THE EXERCISE> Some lines in the listing below may include the string "заслужений". How many are there? Give only the number.

RECORD EXTRACTS>

---+---

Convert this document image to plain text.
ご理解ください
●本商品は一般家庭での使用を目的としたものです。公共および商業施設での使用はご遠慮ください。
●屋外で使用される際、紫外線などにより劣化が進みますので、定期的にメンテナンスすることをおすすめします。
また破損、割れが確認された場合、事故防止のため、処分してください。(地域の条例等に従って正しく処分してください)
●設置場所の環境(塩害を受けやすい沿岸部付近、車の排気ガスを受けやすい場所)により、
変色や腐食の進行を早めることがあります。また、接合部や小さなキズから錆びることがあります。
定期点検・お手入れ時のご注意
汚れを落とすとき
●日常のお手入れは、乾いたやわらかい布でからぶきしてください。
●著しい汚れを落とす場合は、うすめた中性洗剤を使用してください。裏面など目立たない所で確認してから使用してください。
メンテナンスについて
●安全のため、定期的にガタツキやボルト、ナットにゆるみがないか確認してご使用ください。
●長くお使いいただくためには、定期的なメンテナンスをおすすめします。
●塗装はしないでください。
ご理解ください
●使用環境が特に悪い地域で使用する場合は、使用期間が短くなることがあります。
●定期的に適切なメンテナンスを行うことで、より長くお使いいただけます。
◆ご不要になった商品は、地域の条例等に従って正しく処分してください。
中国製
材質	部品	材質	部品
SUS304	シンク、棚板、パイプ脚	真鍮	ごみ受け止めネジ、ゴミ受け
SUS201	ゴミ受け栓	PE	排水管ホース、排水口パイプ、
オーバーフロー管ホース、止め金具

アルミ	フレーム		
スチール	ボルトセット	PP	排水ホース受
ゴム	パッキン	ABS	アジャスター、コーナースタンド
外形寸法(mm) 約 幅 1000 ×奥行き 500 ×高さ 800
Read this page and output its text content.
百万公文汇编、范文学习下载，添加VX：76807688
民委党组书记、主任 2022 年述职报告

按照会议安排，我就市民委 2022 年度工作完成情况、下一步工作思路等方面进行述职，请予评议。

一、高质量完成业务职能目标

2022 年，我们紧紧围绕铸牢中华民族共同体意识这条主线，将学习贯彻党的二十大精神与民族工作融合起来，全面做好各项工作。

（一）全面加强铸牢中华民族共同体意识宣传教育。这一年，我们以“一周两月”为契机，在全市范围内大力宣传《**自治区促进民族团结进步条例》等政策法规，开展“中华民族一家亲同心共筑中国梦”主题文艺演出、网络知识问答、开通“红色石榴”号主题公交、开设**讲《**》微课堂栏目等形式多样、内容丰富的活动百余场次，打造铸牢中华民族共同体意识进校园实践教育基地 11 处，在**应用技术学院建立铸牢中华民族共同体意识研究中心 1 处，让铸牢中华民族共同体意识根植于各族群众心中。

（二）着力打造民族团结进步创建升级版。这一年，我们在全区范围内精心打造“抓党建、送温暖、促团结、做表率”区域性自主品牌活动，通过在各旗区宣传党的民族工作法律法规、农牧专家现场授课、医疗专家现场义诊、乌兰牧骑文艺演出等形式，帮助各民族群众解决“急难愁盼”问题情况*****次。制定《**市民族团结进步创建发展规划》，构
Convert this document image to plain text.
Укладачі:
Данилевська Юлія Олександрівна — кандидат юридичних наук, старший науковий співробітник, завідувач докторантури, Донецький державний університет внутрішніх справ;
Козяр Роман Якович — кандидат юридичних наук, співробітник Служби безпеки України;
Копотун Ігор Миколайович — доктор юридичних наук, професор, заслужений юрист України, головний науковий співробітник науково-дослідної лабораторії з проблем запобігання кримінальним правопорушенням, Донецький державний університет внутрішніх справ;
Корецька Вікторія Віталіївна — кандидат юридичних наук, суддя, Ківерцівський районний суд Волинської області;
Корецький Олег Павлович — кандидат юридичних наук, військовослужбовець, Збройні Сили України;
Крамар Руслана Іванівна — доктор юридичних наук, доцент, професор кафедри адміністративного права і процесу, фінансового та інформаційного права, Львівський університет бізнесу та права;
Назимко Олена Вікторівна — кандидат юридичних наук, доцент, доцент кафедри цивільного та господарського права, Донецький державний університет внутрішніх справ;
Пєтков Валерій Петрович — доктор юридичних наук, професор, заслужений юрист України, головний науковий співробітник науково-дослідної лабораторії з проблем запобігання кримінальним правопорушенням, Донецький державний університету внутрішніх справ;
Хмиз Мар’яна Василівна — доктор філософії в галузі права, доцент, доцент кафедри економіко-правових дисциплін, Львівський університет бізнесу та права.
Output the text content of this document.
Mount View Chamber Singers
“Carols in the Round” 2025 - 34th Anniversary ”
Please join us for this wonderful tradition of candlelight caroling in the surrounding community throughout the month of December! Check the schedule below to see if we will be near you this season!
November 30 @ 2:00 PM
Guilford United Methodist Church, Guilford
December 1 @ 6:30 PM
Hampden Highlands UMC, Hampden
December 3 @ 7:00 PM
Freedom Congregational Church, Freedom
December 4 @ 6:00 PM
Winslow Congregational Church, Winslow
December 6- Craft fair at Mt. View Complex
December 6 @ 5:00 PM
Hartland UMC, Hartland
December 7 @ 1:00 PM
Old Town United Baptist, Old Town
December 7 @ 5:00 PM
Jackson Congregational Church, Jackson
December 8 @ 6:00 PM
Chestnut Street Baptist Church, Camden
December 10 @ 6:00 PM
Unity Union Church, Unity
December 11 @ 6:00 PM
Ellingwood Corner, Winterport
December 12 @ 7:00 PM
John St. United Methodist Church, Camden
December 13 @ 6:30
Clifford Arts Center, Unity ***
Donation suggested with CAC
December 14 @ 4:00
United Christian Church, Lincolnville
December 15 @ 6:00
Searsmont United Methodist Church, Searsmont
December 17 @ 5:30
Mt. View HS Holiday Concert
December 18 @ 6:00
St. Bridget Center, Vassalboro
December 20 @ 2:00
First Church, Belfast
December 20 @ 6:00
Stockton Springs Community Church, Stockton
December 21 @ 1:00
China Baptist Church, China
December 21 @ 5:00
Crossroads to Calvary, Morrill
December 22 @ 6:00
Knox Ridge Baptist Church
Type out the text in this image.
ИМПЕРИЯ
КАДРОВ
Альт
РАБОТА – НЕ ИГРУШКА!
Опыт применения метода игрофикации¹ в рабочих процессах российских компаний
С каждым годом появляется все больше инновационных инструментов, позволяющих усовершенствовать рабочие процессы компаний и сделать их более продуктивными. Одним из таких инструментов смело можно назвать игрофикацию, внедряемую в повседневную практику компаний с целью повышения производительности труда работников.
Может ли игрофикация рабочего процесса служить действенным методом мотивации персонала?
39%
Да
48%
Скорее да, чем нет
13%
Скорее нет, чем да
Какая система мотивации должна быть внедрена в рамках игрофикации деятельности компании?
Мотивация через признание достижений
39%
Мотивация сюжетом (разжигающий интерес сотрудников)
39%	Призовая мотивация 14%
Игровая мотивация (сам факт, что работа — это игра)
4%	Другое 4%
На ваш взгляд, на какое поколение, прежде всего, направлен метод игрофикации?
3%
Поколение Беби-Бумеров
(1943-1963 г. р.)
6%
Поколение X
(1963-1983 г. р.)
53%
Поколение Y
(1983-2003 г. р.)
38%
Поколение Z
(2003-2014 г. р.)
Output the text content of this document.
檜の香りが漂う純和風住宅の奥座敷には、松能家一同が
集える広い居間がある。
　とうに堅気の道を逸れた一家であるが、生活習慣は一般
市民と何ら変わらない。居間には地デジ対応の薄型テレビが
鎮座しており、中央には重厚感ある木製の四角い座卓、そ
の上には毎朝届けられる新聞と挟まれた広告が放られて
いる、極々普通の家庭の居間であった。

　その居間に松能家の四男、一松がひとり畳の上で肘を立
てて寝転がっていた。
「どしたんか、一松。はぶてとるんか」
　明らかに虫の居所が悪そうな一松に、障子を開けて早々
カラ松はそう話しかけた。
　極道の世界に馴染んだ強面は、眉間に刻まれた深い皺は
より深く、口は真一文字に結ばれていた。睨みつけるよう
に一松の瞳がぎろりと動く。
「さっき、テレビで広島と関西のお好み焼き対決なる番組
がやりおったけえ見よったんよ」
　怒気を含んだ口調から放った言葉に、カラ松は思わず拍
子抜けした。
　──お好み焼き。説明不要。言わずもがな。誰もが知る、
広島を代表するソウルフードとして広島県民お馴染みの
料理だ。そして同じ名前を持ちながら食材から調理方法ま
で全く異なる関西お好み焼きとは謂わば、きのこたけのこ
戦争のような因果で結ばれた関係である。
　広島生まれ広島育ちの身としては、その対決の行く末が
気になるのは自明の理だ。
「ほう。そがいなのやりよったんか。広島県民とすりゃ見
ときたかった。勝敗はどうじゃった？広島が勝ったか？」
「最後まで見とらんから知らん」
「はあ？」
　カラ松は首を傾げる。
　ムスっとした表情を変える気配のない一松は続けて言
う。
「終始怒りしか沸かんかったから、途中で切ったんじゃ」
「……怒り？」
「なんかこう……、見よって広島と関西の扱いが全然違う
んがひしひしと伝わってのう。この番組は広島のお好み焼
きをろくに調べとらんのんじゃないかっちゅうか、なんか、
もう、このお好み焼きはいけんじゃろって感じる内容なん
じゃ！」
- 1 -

---+---

RESPONSE BELOW> 2